"""
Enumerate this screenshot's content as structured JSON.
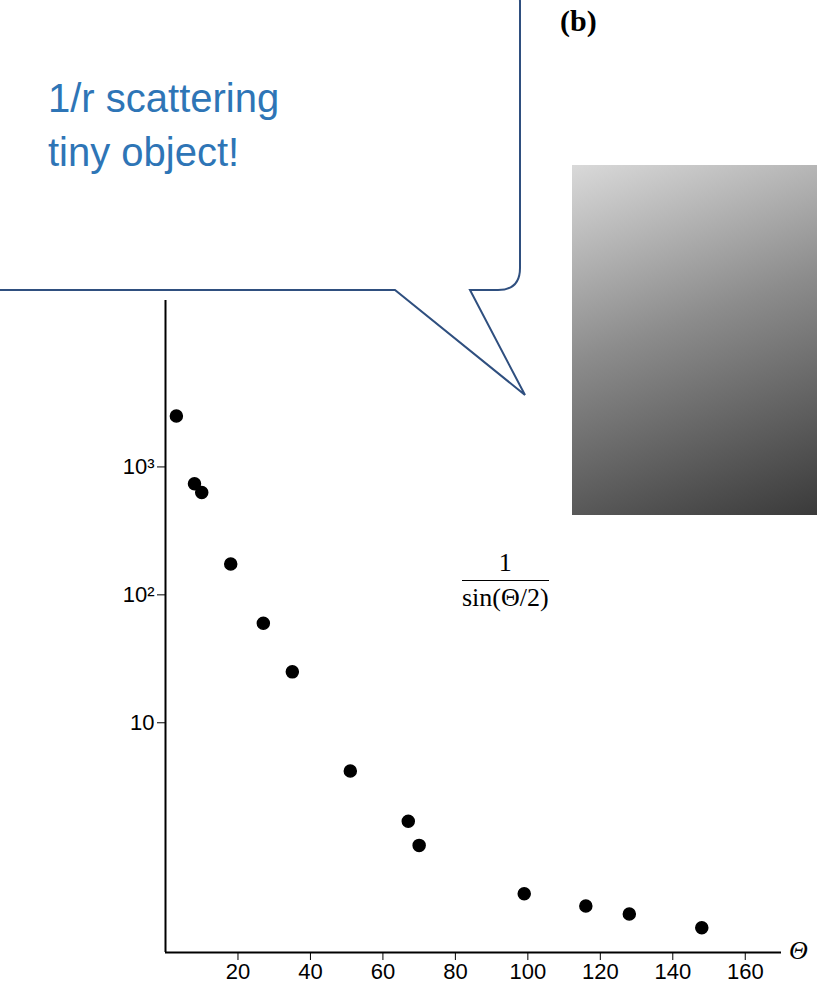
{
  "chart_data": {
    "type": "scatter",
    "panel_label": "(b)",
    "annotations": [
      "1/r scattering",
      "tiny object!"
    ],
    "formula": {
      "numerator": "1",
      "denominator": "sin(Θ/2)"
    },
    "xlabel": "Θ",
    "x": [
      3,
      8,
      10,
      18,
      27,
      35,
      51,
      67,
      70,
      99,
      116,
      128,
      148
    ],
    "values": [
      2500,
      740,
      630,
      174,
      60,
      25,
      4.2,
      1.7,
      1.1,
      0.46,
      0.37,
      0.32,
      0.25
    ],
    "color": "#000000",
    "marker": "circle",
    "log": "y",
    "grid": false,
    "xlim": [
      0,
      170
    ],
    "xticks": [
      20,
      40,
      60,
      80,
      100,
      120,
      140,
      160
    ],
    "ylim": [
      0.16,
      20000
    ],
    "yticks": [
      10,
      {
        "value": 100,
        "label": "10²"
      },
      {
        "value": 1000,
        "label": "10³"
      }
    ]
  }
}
"""
Reproduce the material above in full, exactly, with no images.

Result below:
Enumerate this screenshot's content as structured JSON.
{
  "chart_data": {
    "type": "scatter",
    "panel_label": "(b)",
    "annotations": [
      "1/r scattering",
      "tiny object!"
    ],
    "formula": {
      "numerator": "1",
      "denominator": "sin(Θ/2)"
    },
    "xlabel": "Θ",
    "x": [
      3,
      8,
      10,
      18,
      27,
      35,
      51,
      67,
      70,
      99,
      116,
      128,
      148
    ],
    "values": [
      2500,
      740,
      630,
      174,
      60,
      25,
      4.2,
      1.7,
      1.1,
      0.46,
      0.37,
      0.32,
      0.25
    ],
    "color": "#000000",
    "marker": "circle",
    "log": "y",
    "grid": false,
    "xlim": [
      0,
      170
    ],
    "xticks": [
      20,
      40,
      60,
      80,
      100,
      120,
      140,
      160
    ],
    "ylim": [
      0.16,
      20000
    ],
    "yticks": [
      10,
      {
        "value": 100,
        "label": "10²"
      },
      {
        "value": 1000,
        "label": "10³"
      }
    ]
  }
}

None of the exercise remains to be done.